---------- Source material

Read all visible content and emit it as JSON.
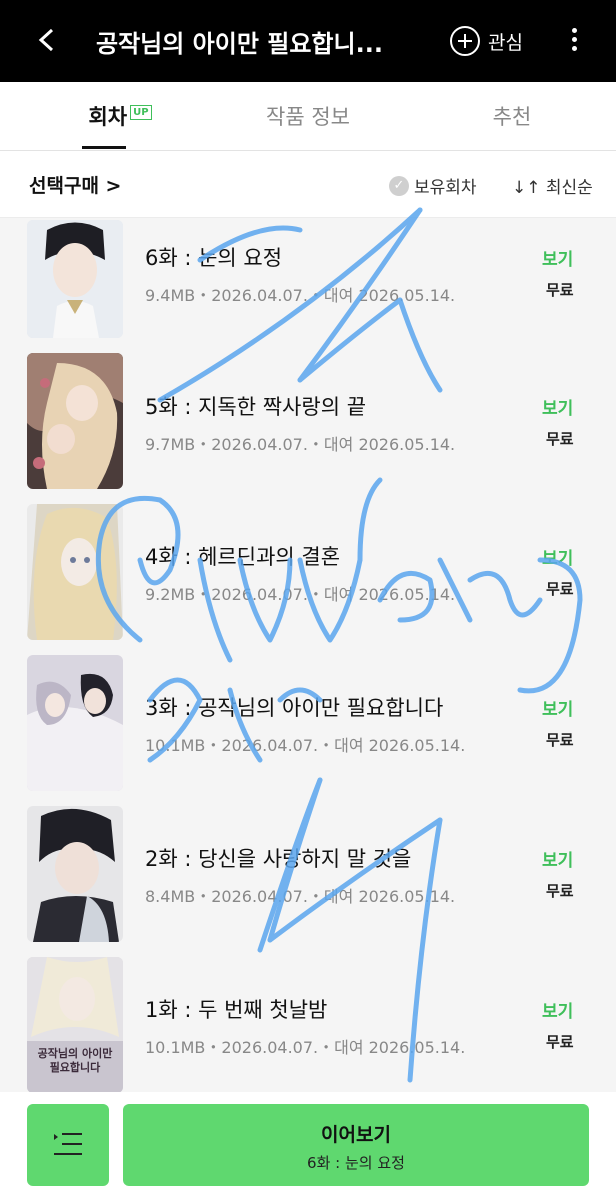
{
  "header": {
    "title": "공작님의 아이만 필요합니...",
    "favorite_label": "관심",
    "icons": [
      "back-arrow-icon",
      "plus-circle-icon",
      "more-vertical-icon"
    ]
  },
  "tabs": [
    {
      "label": "회차",
      "badge": "UP",
      "active": true
    },
    {
      "label": "작품 정보",
      "active": false
    },
    {
      "label": "추천",
      "active": false
    }
  ],
  "filter": {
    "select_purchase": "선택구매 >",
    "owned_label": "보유회차",
    "sort_label": "↓↑ 최신순"
  },
  "episodes": [
    {
      "title": "6화 : 눈의 요정",
      "meta": "9.4MB・2026.04.07.・대여 2026.05.14.",
      "action": "보기",
      "price": "무료"
    },
    {
      "title": "5화 : 지독한 짝사랑의 끝",
      "meta": "9.7MB・2026.04.07.・대여 2026.05.14.",
      "action": "보기",
      "price": "무료"
    },
    {
      "title": "4화 : 헤르딘과의 결혼",
      "meta": "9.2MB・2026.04.07.・대여 2026.05.14.",
      "action": "보기",
      "price": "무료"
    },
    {
      "title": "3화 : 공작님의 아이만 필요합니다",
      "meta": "10.1MB・2026.04.07.・대여 2026.05.14.",
      "action": "보기",
      "price": "무료"
    },
    {
      "title": "2화 : 당신을 사랑하지 말 것을",
      "meta": "8.4MB・2026.04.07.・대여 2026.05.14.",
      "action": "보기",
      "price": "무료"
    },
    {
      "title": "1화 : 두 번째 첫날밤",
      "meta": "10.1MB・2026.04.07.・대여 2026.05.14.",
      "action": "보기",
      "price": "무료",
      "cover_text": "공작님의 아이만 필요합니다"
    }
  ],
  "bottom": {
    "continue_label": "이어보기",
    "continue_sub": "6화 : 눈의 요정"
  },
  "watermark": {
    "text": "@hubang 3rr"
  },
  "colors": {
    "accent": "#5fd86f",
    "accent_text": "#3fbf5a",
    "header_bg": "#000000",
    "watermark": "#5aa6ee"
  }
}
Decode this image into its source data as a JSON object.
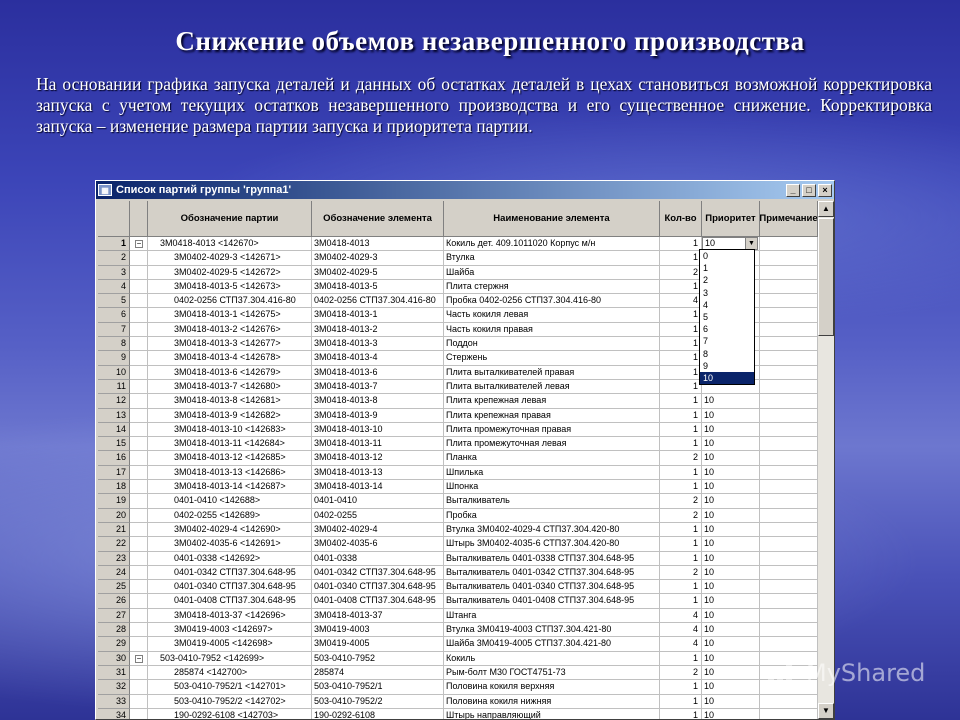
{
  "slide": {
    "title": "Снижение объемов незавершенного производства",
    "body": "На основании графика запуска деталей и данных об остатках деталей в цехах становиться возможной корректировка запуска с учетом текущих остатков незавершенного производства и его существенное снижение. Корректировка запуска – изменение размера партии запуска и приоритета партии."
  },
  "window": {
    "title": "Список партий группы 'группа1'",
    "minimize": "_",
    "maximize": "□",
    "close": "×"
  },
  "columns": {
    "batch": "Обозначение партии",
    "element": "Обозначение элемента",
    "name": "Наименование элемента",
    "qty": "Кол-во",
    "priority": "Приоритет",
    "note": "Примечание"
  },
  "rows": [
    {
      "n": "1",
      "exp": "−",
      "batch": "3М0418-4013 <142670>",
      "element": "3М0418-4013",
      "name": "Кокиль дет. 409.1011020 Корпус м/н",
      "qty": "1",
      "priority": "10"
    },
    {
      "n": "2",
      "batch": "3М0402-4029-3 <142671>",
      "element": "3М0402-4029-3",
      "name": "Втулка",
      "qty": "1",
      "priority": ""
    },
    {
      "n": "3",
      "batch": "3М0402-4029-5 <142672>",
      "element": "3М0402-4029-5",
      "name": "Шайба",
      "qty": "2",
      "priority": ""
    },
    {
      "n": "4",
      "batch": "3М0418-4013-5 <142673>",
      "element": "3М0418-4013-5",
      "name": "Плита стержня",
      "qty": "1",
      "priority": ""
    },
    {
      "n": "5",
      "batch": "0402-0256 СТП37.304.416-80",
      "element": "0402-0256 СТП37.304.416-80",
      "name": "Пробка 0402-0256 СТП37.304.416-80",
      "qty": "4",
      "priority": ""
    },
    {
      "n": "6",
      "batch": "3М0418-4013-1 <142675>",
      "element": "3М0418-4013-1",
      "name": "Часть кокиля левая",
      "qty": "1",
      "priority": ""
    },
    {
      "n": "7",
      "batch": "3М0418-4013-2 <142676>",
      "element": "3М0418-4013-2",
      "name": "Часть кокиля правая",
      "qty": "1",
      "priority": ""
    },
    {
      "n": "8",
      "batch": "3М0418-4013-3 <142677>",
      "element": "3М0418-4013-3",
      "name": "Поддон",
      "qty": "1",
      "priority": ""
    },
    {
      "n": "9",
      "batch": "3М0418-4013-4 <142678>",
      "element": "3М0418-4013-4",
      "name": "Стержень",
      "qty": "1",
      "priority": ""
    },
    {
      "n": "10",
      "batch": "3М0418-4013-6 <142679>",
      "element": "3М0418-4013-6",
      "name": "Плита выталкивателей правая",
      "qty": "1",
      "priority": ""
    },
    {
      "n": "11",
      "batch": "3М0418-4013-7 <142680>",
      "element": "3М0418-4013-7",
      "name": "Плита выталкивателей левая",
      "qty": "1",
      "priority": ""
    },
    {
      "n": "12",
      "batch": "3М0418-4013-8 <142681>",
      "element": "3М0418-4013-8",
      "name": "Плита крепежная левая",
      "qty": "1",
      "priority": "10"
    },
    {
      "n": "13",
      "batch": "3М0418-4013-9 <142682>",
      "element": "3М0418-4013-9",
      "name": "Плита крепежная правая",
      "qty": "1",
      "priority": "10"
    },
    {
      "n": "14",
      "batch": "3М0418-4013-10 <142683>",
      "element": "3М0418-4013-10",
      "name": "Плита промежуточная правая",
      "qty": "1",
      "priority": "10"
    },
    {
      "n": "15",
      "batch": "3М0418-4013-11 <142684>",
      "element": "3М0418-4013-11",
      "name": "Плита промежуточная левая",
      "qty": "1",
      "priority": "10"
    },
    {
      "n": "16",
      "batch": "3М0418-4013-12 <142685>",
      "element": "3М0418-4013-12",
      "name": "Планка",
      "qty": "2",
      "priority": "10"
    },
    {
      "n": "17",
      "batch": "3М0418-4013-13 <142686>",
      "element": "3М0418-4013-13",
      "name": "Шпилька",
      "qty": "1",
      "priority": "10"
    },
    {
      "n": "18",
      "batch": "3М0418-4013-14 <142687>",
      "element": "3М0418-4013-14",
      "name": "Шпонка",
      "qty": "1",
      "priority": "10"
    },
    {
      "n": "19",
      "batch": "0401-0410 <142688>",
      "element": "0401-0410",
      "name": "Выталкиватель",
      "qty": "2",
      "priority": "10"
    },
    {
      "n": "20",
      "batch": "0402-0255 <142689>",
      "element": "0402-0255",
      "name": "Пробка",
      "qty": "2",
      "priority": "10"
    },
    {
      "n": "21",
      "batch": "3М0402-4029-4 <142690>",
      "element": "3М0402-4029-4",
      "name": "Втулка 3М0402-4029-4 СТП37.304.420-80",
      "qty": "1",
      "priority": "10"
    },
    {
      "n": "22",
      "batch": "3М0402-4035-6 <142691>",
      "element": "3М0402-4035-6",
      "name": "Штырь 3М0402-4035-6 СТП37.304.420-80",
      "qty": "1",
      "priority": "10"
    },
    {
      "n": "23",
      "batch": "0401-0338 <142692>",
      "element": "0401-0338",
      "name": "Выталкиватель 0401-0338 СТП37.304.648-95",
      "qty": "1",
      "priority": "10"
    },
    {
      "n": "24",
      "batch": "0401-0342 СТП37.304.648-95",
      "element": "0401-0342 СТП37.304.648-95",
      "name": "Выталкиватель 0401-0342 СТП37.304.648-95",
      "qty": "2",
      "priority": "10"
    },
    {
      "n": "25",
      "batch": "0401-0340 СТП37.304.648-95",
      "element": "0401-0340 СТП37.304.648-95",
      "name": "Выталкиватель 0401-0340 СТП37.304.648-95",
      "qty": "1",
      "priority": "10"
    },
    {
      "n": "26",
      "batch": "0401-0408 СТП37.304.648-95",
      "element": "0401-0408 СТП37.304.648-95",
      "name": "Выталкиватель 0401-0408 СТП37.304.648-95",
      "qty": "1",
      "priority": "10"
    },
    {
      "n": "27",
      "batch": "3М0418-4013-37 <142696>",
      "element": "3М0418-4013-37",
      "name": "Штанга",
      "qty": "4",
      "priority": "10"
    },
    {
      "n": "28",
      "batch": "3М0419-4003 <142697>",
      "element": "3М0419-4003",
      "name": "Втулка 3М0419-4003 СТП37.304.421-80",
      "qty": "4",
      "priority": "10"
    },
    {
      "n": "29",
      "batch": "3М0419-4005 <142698>",
      "element": "3М0419-4005",
      "name": "Шайба 3М0419-4005 СТП37.304.421-80",
      "qty": "4",
      "priority": "10"
    },
    {
      "n": "30",
      "exp": "−",
      "batch": "503-0410-7952 <142699>",
      "element": "503-0410-7952",
      "name": "Кокиль",
      "qty": "1",
      "priority": "10"
    },
    {
      "n": "31",
      "batch": "285874 <142700>",
      "element": "285874",
      "name": "Рым-болт М30 ГОСТ4751-73",
      "qty": "2",
      "priority": "10"
    },
    {
      "n": "32",
      "batch": "503-0410-7952/1 <142701>",
      "element": "503-0410-7952/1",
      "name": "Половина кокиля верхняя",
      "qty": "1",
      "priority": "10"
    },
    {
      "n": "33",
      "batch": "503-0410-7952/2 <142702>",
      "element": "503-0410-7952/2",
      "name": "Половина кокиля нижняя",
      "qty": "1",
      "priority": "10"
    },
    {
      "n": "34",
      "batch": "190-0292-6108 <142703>",
      "element": "190-0292-6108",
      "name": "Штырь направляющий",
      "qty": "1",
      "priority": "10"
    }
  ],
  "dropdown": {
    "options": [
      "0",
      "1",
      "2",
      "3",
      "4",
      "5",
      "6",
      "7",
      "8",
      "9",
      "10"
    ],
    "selected": "10"
  },
  "watermark": "MyShared"
}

--------------------

Task: Copy all lines above containing the string "Втулка".

Task solution:
      "name": "Втулка",
      "name": "Втулка 3М0402-4029-4 СТП37.304.420-80",
      "name": "Втулка 3М0419-4003 СТП37.304.421-80",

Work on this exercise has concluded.